SET EXERCISE — Starting at the line that holds "What's the underlying", restate every line word for word up to and including the last one in the listing below, and omit all pictures.

── RECORDS

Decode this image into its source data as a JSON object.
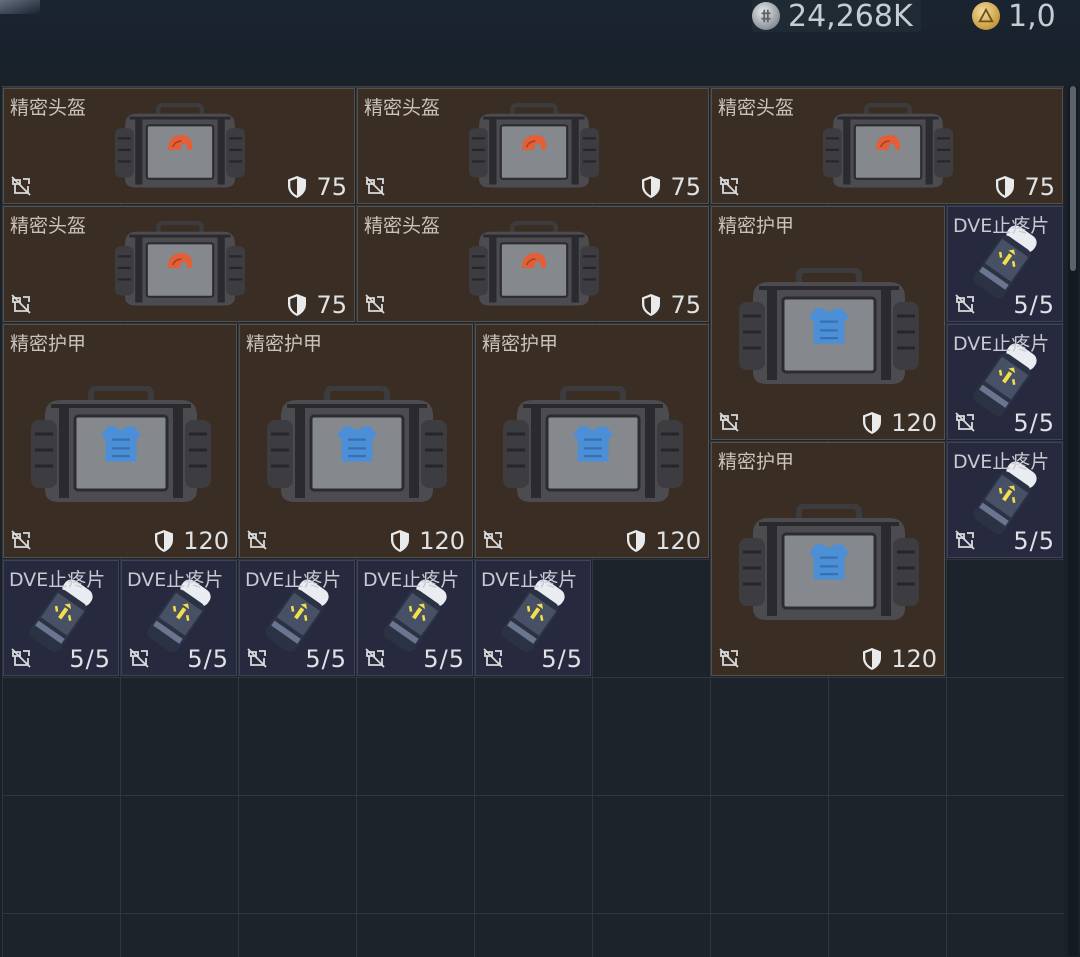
{
  "currency": {
    "primary": "24,268K",
    "secondary": "1,0"
  },
  "colors": {
    "gear_bg": "#3a2e24",
    "med_bg": "#272a3f",
    "helmet_emblem": "#e1603a",
    "armor_emblem": "#4d8fd6"
  },
  "items": {
    "helmet": {
      "name": "精密头盔",
      "durability": "75",
      "icon": "helmet-bag-icon"
    },
    "armor": {
      "name": "精密护甲",
      "durability": "120",
      "icon": "armor-bag-icon"
    },
    "painkiller": {
      "name": "DVE止疼片",
      "uses": "5/5",
      "icon": "pill-bottle-icon"
    }
  },
  "badges": {
    "no_sell_icon": "no-trade-icon",
    "durability_icon": "shield-icon"
  }
}
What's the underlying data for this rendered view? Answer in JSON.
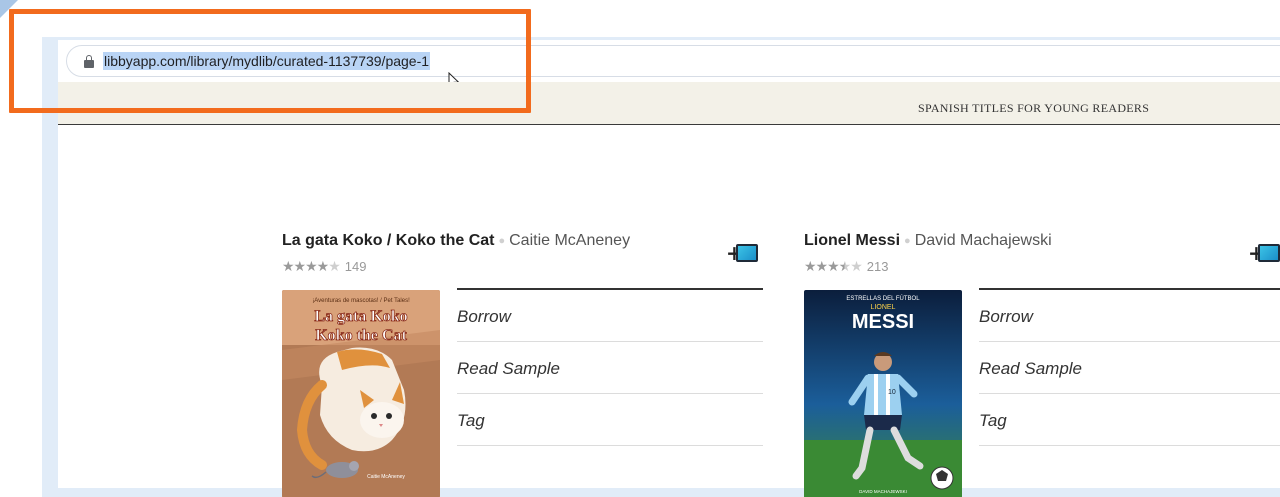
{
  "browser": {
    "url": "libbyapp.com/library/mydlib/curated-1137739/page-1"
  },
  "app": {
    "list_title": "SPANISH TITLES FOR YOUNG READERS"
  },
  "books": [
    {
      "title": "La gata Koko / Koko the Cat",
      "author": "Caitie McAneney",
      "rating": 4.0,
      "rating_count": "149",
      "cover_top_text": "¡Aventuras de mascotas! / Pet Tales!",
      "cover_title": "La gata Koko Koko the Cat",
      "actions": [
        "Borrow",
        "Read Sample",
        "Tag"
      ]
    },
    {
      "title": "Lionel Messi",
      "author": "David Machajewski",
      "rating": 3.5,
      "rating_count": "213",
      "cover_top_text": "ESTRELLAS DEL FÚTBOL",
      "cover_title": "LIONEL MESSI",
      "actions": [
        "Borrow",
        "Read Sample",
        "Tag"
      ]
    }
  ],
  "colors": {
    "highlight": "#f26b1d",
    "url_selection": "#b9d4f5",
    "app_bar": "#f3f1e8",
    "frame": "#e1ecf8"
  }
}
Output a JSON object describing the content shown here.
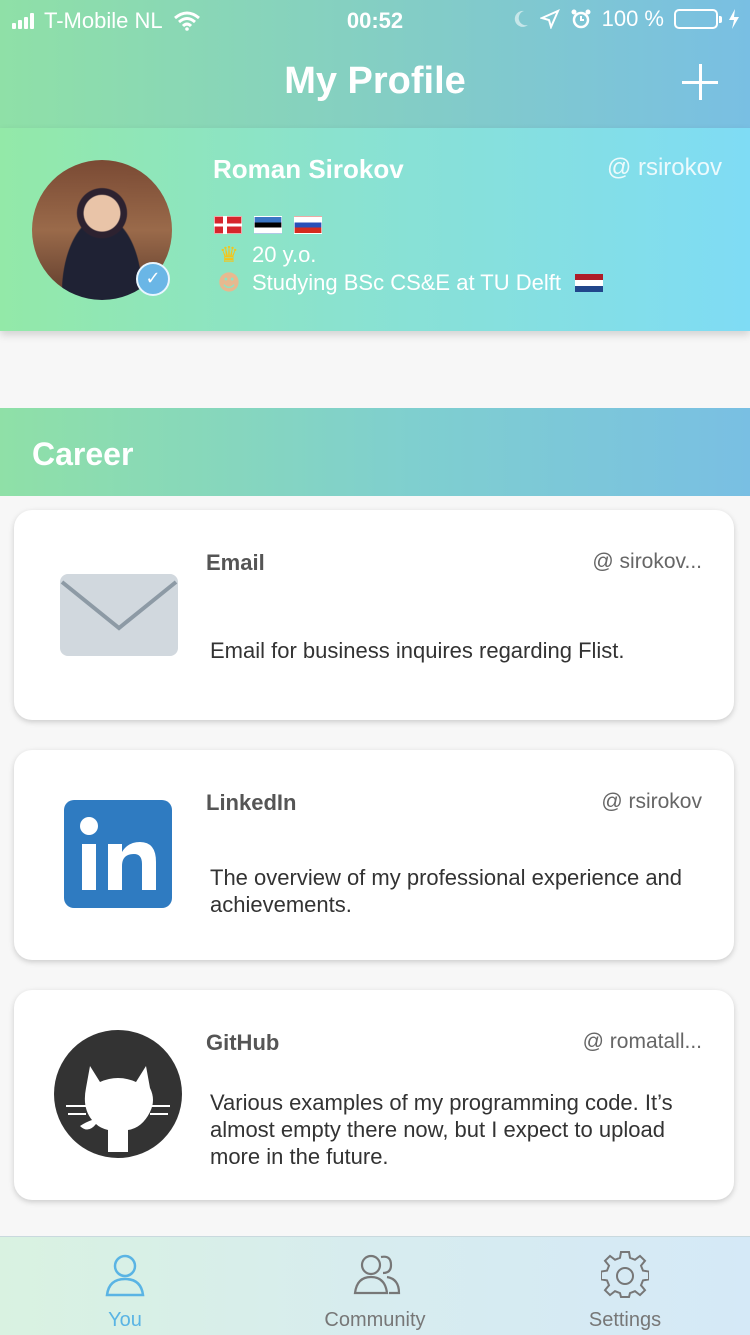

────

RESPONSE TO THE TASK —
What's the underlying data for this rendered view? Answer in JSON.
{
  "browser": {
    "url": "libbyapp.com/library/mydlib/curated-1137739/page-1"
  },
  "app": {
    "list_title": "SPANISH TITLES FOR YOUNG READERS"
  },
  "books": [
    {
      "title": "La gata Koko / Koko the Cat",
      "author": "Caitie McAneney",
      "rating": 4.0,
      "rating_count": "149",
      "cover_top_text": "¡Aventuras de mascotas! / Pet Tales!",
      "cover_title": "La gata Koko Koko the Cat",
      "actions": [
        "Borrow",
        "Read Sample",
        "Tag"
      ]
    },
    {
      "title": "Lionel Messi",
      "author": "David Machajewski",
      "rating": 3.5,
      "rating_count": "213",
      "cover_top_text": "ESTRELLAS DEL FÚTBOL",
      "cover_title": "LIONEL MESSI",
      "actions": [
        "Borrow",
        "Read Sample",
        "Tag"
      ]
    }
  ],
  "colors": {
    "highlight": "#f26b1d",
    "url_selection": "#b9d4f5",
    "app_bar": "#f3f1e8",
    "frame": "#e1ecf8"
  }
}
Output a JSON object describing the content shown here.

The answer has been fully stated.